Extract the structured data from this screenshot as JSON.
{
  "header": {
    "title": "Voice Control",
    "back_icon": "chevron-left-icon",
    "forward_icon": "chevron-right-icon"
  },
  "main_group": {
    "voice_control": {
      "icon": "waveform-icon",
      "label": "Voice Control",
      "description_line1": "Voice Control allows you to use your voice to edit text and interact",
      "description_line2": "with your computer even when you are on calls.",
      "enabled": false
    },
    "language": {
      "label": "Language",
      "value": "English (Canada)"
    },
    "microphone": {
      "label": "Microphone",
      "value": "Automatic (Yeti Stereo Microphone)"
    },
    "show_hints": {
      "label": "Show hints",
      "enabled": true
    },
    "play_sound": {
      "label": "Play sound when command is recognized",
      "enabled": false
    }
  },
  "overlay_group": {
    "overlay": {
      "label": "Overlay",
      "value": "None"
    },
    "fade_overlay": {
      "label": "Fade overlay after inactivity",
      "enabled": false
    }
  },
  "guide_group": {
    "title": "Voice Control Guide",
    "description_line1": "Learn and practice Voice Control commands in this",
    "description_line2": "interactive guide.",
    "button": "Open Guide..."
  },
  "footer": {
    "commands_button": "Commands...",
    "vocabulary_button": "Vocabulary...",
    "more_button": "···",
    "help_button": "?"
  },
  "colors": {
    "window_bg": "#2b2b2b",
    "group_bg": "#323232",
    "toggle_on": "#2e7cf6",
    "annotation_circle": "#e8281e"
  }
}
==
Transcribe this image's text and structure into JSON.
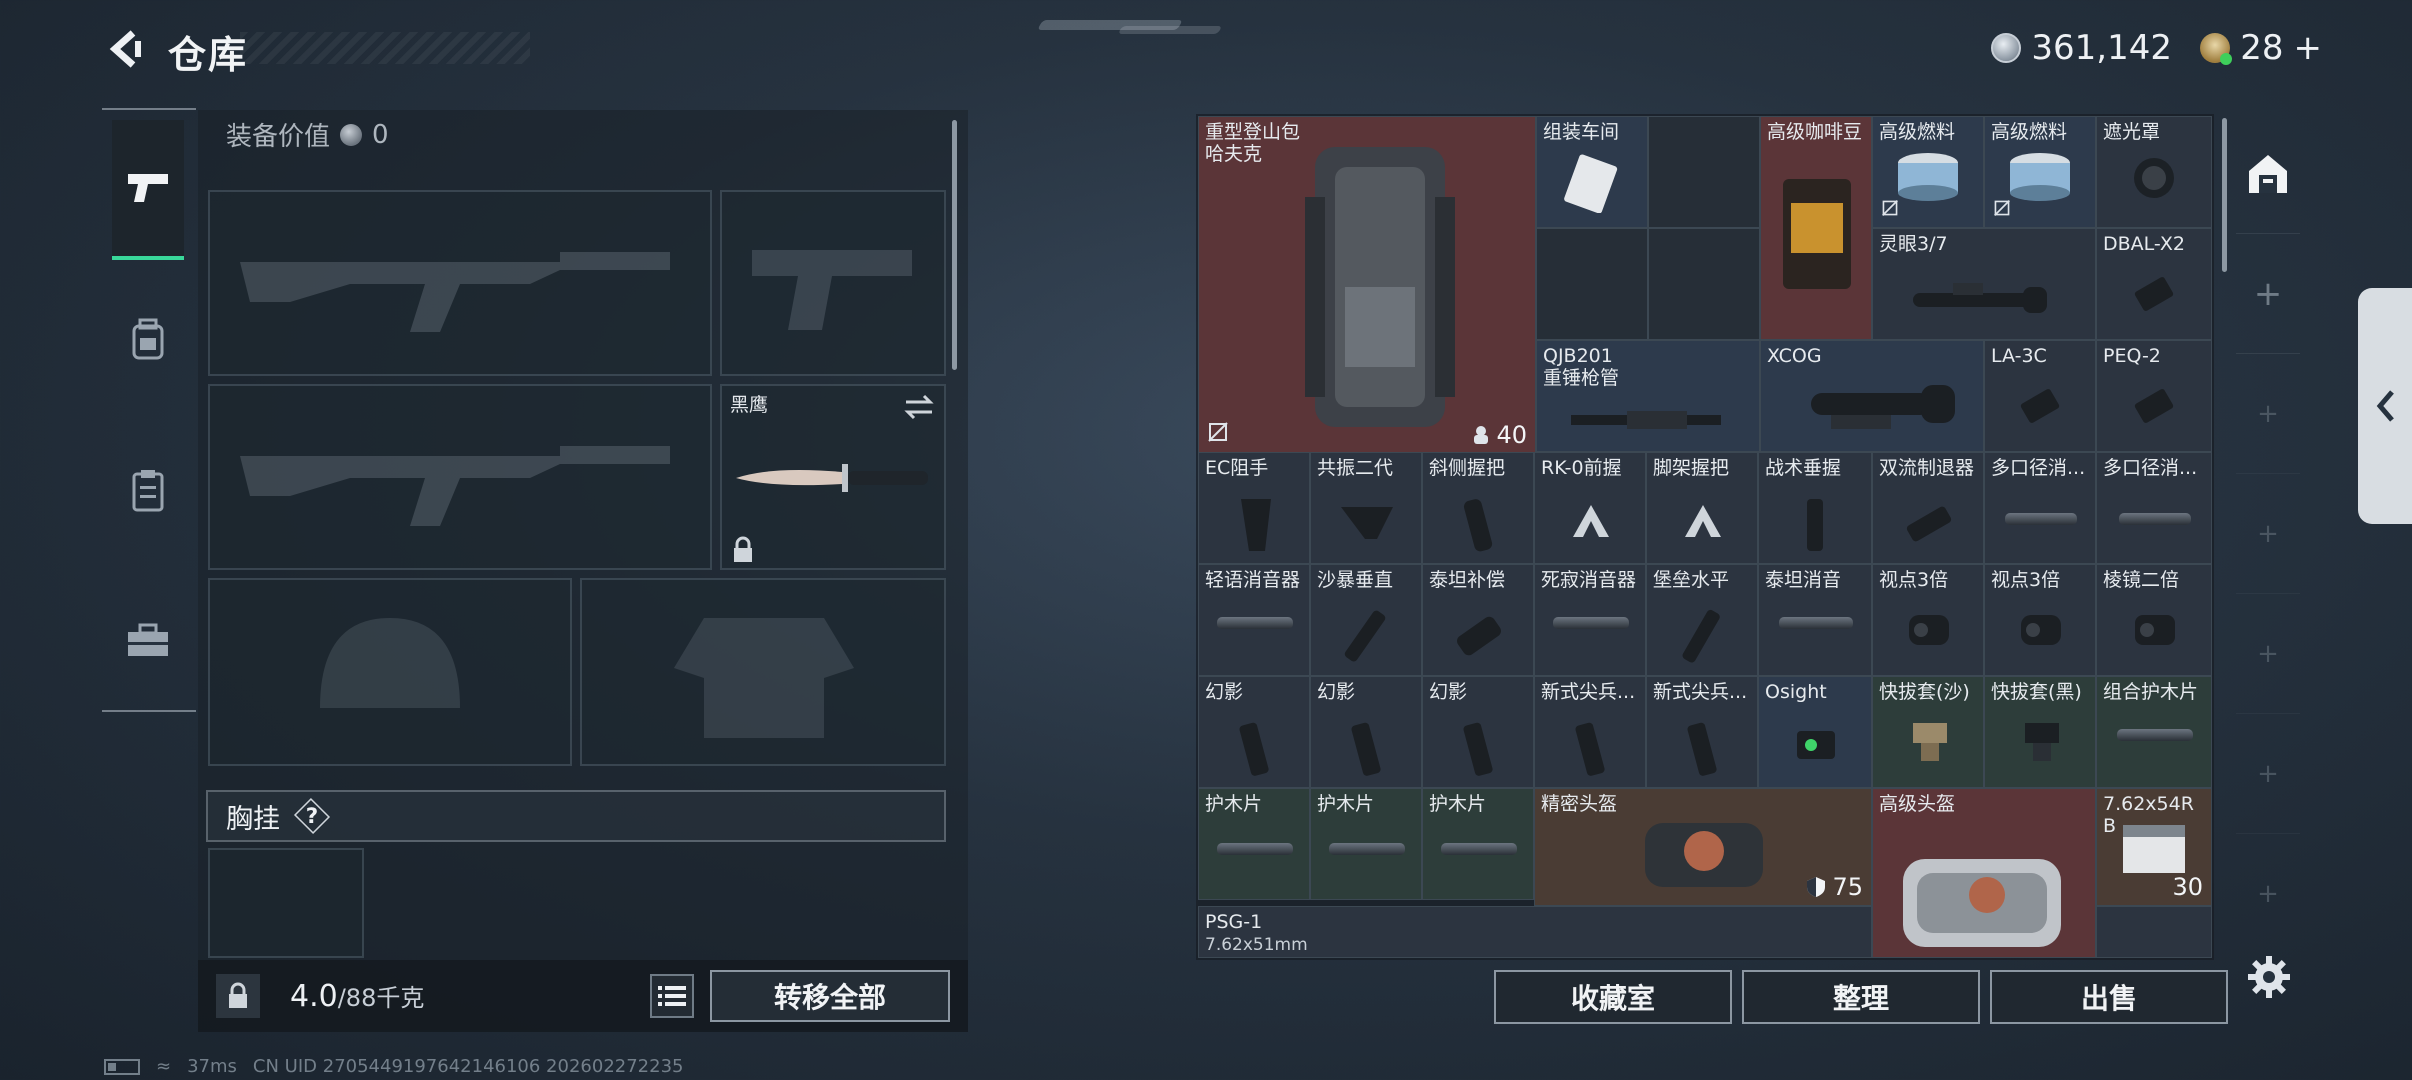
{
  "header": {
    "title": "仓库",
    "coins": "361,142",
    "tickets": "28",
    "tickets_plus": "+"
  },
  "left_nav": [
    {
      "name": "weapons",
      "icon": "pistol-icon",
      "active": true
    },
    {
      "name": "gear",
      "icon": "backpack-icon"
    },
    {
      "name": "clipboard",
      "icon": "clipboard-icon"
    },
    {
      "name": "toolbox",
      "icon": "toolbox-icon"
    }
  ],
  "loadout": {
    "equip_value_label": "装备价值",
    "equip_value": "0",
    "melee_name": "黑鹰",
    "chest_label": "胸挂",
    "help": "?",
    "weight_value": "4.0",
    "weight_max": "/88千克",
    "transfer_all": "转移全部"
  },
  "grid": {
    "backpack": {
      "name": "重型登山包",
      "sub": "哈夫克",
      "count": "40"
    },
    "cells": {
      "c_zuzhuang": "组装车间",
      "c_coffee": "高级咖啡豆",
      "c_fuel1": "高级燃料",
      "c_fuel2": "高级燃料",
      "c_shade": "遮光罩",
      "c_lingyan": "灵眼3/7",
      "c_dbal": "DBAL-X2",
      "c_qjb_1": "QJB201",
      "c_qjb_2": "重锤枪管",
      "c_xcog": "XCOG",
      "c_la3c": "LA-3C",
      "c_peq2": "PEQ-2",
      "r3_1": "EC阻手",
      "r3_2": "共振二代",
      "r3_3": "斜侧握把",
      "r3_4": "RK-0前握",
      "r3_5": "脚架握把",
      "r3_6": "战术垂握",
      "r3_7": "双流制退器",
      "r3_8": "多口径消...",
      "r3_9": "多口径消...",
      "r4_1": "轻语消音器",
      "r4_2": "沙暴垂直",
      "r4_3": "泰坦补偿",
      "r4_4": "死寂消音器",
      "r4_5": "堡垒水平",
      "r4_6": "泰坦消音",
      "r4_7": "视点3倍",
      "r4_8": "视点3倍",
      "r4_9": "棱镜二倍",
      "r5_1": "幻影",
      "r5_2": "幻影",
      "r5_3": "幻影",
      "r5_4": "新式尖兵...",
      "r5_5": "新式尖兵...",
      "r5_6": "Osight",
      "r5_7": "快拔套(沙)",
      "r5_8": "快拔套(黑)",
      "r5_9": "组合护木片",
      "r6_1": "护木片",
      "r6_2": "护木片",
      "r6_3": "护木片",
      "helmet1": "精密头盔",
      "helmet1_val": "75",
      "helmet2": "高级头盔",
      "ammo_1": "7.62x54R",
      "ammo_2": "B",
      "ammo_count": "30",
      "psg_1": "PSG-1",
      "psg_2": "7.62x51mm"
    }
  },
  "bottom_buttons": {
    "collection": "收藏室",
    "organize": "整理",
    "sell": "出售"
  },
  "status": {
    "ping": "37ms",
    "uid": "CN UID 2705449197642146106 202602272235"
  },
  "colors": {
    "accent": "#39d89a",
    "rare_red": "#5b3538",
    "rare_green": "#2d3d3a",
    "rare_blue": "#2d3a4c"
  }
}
...
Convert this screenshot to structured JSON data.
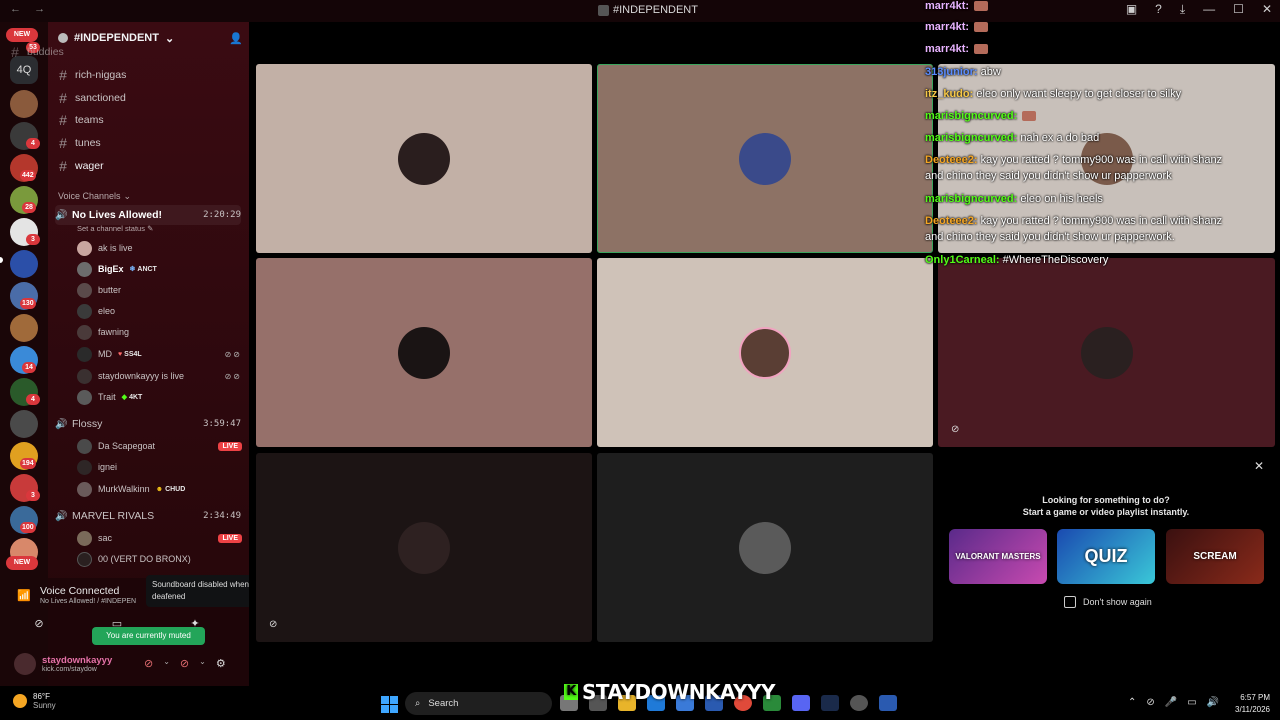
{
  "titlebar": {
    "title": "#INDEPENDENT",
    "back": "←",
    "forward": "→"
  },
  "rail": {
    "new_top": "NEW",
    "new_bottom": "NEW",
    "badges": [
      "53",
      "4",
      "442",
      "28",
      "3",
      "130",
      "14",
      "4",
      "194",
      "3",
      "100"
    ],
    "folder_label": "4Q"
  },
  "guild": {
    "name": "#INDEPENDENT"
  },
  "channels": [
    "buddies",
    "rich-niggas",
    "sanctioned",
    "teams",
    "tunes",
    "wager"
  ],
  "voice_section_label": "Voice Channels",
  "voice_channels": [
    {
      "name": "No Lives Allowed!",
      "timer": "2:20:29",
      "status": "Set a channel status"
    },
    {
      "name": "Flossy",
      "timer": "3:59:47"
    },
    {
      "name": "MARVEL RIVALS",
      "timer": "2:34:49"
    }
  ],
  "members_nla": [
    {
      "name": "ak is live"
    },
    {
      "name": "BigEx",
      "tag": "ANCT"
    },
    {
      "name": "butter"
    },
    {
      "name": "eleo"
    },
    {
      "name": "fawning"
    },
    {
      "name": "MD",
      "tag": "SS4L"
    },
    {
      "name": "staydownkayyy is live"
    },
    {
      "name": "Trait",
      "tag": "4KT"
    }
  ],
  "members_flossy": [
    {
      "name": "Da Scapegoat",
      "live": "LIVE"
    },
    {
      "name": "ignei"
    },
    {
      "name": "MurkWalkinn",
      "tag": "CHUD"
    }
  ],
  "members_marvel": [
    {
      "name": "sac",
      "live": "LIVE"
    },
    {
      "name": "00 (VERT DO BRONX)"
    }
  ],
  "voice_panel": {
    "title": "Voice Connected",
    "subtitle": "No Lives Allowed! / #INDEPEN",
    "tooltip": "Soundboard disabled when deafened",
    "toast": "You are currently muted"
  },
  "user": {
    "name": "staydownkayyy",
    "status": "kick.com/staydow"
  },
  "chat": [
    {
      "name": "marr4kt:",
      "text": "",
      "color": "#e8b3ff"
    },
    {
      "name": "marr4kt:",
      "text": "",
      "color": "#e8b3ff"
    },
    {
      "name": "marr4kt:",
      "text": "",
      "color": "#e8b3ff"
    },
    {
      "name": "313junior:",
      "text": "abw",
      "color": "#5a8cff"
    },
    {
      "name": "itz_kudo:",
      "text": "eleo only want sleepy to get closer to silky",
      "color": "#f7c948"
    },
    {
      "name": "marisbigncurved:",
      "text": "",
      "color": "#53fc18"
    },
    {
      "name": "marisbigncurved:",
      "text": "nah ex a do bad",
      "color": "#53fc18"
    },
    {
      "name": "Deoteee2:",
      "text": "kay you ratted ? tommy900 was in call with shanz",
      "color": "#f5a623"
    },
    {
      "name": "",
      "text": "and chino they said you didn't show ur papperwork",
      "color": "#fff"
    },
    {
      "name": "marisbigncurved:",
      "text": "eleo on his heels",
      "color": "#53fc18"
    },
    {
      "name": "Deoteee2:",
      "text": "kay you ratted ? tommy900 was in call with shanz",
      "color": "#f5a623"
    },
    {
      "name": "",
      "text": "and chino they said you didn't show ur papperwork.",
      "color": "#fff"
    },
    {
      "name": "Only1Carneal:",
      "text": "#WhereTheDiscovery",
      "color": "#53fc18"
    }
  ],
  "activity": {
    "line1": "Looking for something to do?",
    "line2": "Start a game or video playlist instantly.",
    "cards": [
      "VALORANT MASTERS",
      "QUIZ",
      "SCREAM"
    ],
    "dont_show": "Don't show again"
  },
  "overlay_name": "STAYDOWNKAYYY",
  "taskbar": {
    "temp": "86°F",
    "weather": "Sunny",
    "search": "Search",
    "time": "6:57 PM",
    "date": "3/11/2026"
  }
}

WHAT TO DO:
Gather every line from the listing above in which "JSON" appears, and copy those lines.

RESULT OF THE EXERCISE:
Extract the structured data from this screenshot as JSON.
Transcribe this image's text and structure into JSON.
Convert this screenshot to structured JSON data.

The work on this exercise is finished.